JOB → Give back the entire listing verbatim.

RECORDED DATA →
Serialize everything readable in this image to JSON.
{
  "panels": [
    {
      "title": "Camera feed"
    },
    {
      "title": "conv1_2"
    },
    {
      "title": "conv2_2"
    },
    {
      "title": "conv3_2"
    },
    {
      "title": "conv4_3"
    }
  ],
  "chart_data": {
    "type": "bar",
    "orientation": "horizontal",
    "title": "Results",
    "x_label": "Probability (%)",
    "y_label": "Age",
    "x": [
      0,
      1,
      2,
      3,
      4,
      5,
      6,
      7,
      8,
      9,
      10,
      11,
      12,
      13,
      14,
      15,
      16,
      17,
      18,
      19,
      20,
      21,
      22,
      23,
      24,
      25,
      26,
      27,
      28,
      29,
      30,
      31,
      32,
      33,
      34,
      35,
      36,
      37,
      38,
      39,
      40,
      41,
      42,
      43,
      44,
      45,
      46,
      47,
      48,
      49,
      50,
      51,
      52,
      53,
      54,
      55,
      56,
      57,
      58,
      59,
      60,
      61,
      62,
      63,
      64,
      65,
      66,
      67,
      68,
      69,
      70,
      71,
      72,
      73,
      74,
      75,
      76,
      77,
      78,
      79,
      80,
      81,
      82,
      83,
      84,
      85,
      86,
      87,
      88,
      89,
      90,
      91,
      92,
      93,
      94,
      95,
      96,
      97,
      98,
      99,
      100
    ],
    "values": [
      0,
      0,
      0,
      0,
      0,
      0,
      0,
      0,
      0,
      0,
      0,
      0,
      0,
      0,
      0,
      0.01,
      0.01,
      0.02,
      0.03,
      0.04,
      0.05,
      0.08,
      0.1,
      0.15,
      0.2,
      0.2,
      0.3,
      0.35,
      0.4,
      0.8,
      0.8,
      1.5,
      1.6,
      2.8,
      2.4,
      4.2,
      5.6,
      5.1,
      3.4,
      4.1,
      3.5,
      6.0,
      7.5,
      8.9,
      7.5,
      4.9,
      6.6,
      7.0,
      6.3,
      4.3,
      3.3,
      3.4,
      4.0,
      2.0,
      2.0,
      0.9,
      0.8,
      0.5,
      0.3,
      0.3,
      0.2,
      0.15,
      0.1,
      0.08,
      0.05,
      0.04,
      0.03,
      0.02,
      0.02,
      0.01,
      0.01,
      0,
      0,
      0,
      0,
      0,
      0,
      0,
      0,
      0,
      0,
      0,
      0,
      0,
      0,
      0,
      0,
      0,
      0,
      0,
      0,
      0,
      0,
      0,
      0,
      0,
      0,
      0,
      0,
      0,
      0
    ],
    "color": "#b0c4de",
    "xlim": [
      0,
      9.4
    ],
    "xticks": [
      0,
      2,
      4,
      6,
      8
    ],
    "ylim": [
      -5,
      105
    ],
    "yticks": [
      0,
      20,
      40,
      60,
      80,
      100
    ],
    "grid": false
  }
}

RESULT FOR THIS TASK →
Serialize everything readable in this image to JSON.
{
  "panels": [
    {
      "title": "Camera feed"
    },
    {
      "title": "conv1_2"
    },
    {
      "title": "conv2_2"
    },
    {
      "title": "conv3_2"
    },
    {
      "title": "conv4_3"
    }
  ],
  "chart_data": {
    "type": "bar",
    "orientation": "horizontal",
    "title": "Results",
    "x_label": "Probability (%)",
    "y_label": "Age",
    "x": [
      0,
      1,
      2,
      3,
      4,
      5,
      6,
      7,
      8,
      9,
      10,
      11,
      12,
      13,
      14,
      15,
      16,
      17,
      18,
      19,
      20,
      21,
      22,
      23,
      24,
      25,
      26,
      27,
      28,
      29,
      30,
      31,
      32,
      33,
      34,
      35,
      36,
      37,
      38,
      39,
      40,
      41,
      42,
      43,
      44,
      45,
      46,
      47,
      48,
      49,
      50,
      51,
      52,
      53,
      54,
      55,
      56,
      57,
      58,
      59,
      60,
      61,
      62,
      63,
      64,
      65,
      66,
      67,
      68,
      69,
      70,
      71,
      72,
      73,
      74,
      75,
      76,
      77,
      78,
      79,
      80,
      81,
      82,
      83,
      84,
      85,
      86,
      87,
      88,
      89,
      90,
      91,
      92,
      93,
      94,
      95,
      96,
      97,
      98,
      99,
      100
    ],
    "values": [
      0,
      0,
      0,
      0,
      0,
      0,
      0,
      0,
      0,
      0,
      0,
      0,
      0,
      0,
      0,
      0.01,
      0.01,
      0.02,
      0.03,
      0.04,
      0.05,
      0.08,
      0.1,
      0.15,
      0.2,
      0.2,
      0.3,
      0.35,
      0.4,
      0.8,
      0.8,
      1.5,
      1.6,
      2.8,
      2.4,
      4.2,
      5.6,
      5.1,
      3.4,
      4.1,
      3.5,
      6.0,
      7.5,
      8.9,
      7.5,
      4.9,
      6.6,
      7.0,
      6.3,
      4.3,
      3.3,
      3.4,
      4.0,
      2.0,
      2.0,
      0.9,
      0.8,
      0.5,
      0.3,
      0.3,
      0.2,
      0.15,
      0.1,
      0.08,
      0.05,
      0.04,
      0.03,
      0.02,
      0.02,
      0.01,
      0.01,
      0,
      0,
      0,
      0,
      0,
      0,
      0,
      0,
      0,
      0,
      0,
      0,
      0,
      0,
      0,
      0,
      0,
      0,
      0,
      0,
      0,
      0,
      0,
      0,
      0,
      0,
      0,
      0,
      0,
      0
    ],
    "color": "#b0c4de",
    "xlim": [
      0,
      9.4
    ],
    "xticks": [
      0,
      2,
      4,
      6,
      8
    ],
    "ylim": [
      -5,
      105
    ],
    "yticks": [
      0,
      20,
      40,
      60,
      80,
      100
    ],
    "grid": false
  }
}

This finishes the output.